— START OF Data supplied —
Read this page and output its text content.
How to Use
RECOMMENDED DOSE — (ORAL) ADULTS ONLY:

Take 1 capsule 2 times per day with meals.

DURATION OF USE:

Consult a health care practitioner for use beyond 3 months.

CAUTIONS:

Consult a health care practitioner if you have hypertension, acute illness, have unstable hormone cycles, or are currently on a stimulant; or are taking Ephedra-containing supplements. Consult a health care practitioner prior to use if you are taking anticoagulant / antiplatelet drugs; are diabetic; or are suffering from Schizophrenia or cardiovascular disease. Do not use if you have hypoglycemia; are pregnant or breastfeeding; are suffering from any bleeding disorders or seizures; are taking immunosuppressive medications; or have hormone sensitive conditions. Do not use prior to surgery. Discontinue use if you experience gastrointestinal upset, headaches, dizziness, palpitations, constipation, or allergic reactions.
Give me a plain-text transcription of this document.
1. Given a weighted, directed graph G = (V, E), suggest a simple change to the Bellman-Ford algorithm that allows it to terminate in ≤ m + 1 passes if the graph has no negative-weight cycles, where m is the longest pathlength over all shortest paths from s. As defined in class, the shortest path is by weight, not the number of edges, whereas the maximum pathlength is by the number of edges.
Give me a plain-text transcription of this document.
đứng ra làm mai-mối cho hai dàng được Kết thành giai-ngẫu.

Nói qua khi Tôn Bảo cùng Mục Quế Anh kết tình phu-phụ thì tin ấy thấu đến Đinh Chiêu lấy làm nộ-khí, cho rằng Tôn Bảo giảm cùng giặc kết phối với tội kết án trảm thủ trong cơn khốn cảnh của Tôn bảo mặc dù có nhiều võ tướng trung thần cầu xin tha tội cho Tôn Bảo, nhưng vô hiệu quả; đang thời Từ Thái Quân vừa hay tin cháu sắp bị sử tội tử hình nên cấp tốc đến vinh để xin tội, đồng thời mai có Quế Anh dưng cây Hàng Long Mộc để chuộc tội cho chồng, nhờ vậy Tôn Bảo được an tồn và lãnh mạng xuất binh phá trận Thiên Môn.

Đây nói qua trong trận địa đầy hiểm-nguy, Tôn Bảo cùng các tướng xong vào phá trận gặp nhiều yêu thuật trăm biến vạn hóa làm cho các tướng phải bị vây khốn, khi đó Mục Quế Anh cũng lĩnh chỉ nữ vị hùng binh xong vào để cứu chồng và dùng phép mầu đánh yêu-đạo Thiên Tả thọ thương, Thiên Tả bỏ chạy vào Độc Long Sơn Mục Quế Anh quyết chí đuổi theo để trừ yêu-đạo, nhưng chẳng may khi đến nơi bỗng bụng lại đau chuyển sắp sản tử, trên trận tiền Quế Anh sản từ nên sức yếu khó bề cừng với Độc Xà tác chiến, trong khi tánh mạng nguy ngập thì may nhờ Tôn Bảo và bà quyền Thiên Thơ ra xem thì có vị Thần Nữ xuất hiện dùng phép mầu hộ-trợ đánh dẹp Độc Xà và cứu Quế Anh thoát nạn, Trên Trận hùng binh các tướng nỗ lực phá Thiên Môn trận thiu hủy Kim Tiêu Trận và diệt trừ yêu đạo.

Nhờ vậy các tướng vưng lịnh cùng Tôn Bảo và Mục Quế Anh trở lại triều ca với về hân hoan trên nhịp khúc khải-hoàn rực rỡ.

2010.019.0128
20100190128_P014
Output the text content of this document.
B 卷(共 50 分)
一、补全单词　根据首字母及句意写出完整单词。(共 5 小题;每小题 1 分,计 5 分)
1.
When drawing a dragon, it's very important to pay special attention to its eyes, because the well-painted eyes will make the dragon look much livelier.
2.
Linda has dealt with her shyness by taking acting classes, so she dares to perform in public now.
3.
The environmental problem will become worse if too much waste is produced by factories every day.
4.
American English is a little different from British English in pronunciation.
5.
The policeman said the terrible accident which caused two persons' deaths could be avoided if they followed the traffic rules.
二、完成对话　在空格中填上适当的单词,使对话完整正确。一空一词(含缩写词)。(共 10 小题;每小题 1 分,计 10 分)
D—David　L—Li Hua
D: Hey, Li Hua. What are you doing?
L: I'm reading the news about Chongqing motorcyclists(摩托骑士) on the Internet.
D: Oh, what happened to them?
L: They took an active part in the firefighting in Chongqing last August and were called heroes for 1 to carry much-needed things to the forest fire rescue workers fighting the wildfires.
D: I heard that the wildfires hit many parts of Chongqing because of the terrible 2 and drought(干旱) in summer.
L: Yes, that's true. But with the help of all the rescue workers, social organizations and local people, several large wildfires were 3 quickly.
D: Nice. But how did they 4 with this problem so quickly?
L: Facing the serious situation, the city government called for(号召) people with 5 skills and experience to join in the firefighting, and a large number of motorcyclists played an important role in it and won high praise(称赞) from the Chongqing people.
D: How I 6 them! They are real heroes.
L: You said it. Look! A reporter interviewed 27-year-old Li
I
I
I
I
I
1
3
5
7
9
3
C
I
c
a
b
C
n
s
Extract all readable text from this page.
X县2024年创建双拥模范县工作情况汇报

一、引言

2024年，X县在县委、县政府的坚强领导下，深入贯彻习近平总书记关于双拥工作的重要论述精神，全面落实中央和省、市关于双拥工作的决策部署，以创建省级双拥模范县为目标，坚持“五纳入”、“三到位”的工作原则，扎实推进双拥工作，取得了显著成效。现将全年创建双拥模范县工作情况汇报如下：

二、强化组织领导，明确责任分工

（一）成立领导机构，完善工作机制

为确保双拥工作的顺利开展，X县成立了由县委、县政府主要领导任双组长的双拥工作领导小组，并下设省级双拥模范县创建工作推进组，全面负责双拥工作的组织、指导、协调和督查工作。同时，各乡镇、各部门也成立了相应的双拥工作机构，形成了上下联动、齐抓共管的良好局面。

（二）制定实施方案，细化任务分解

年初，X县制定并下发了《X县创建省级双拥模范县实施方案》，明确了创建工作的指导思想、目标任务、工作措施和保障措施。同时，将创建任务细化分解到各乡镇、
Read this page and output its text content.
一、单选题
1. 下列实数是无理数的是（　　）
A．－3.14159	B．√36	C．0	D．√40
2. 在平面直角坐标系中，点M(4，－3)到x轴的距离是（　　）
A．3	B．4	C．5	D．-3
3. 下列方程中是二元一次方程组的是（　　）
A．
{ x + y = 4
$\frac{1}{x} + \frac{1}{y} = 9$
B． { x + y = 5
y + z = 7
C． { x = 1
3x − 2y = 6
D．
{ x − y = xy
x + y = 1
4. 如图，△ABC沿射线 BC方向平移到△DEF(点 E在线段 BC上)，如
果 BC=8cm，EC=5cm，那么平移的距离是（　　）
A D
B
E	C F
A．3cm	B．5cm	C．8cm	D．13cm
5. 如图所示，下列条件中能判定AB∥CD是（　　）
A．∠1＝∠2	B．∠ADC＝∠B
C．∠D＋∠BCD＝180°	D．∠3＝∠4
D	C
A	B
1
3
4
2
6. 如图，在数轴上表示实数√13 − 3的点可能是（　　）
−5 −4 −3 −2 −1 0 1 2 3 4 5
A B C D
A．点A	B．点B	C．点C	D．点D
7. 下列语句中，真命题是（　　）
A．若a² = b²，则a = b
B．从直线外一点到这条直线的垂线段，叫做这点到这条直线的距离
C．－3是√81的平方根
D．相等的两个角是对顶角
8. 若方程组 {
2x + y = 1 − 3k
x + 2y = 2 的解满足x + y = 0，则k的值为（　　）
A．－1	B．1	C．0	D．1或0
— END OF Data supplied —
## Written task
From the records above, how many lines include the word "said"? Only the number is wanted.

## Solution for this exercise
2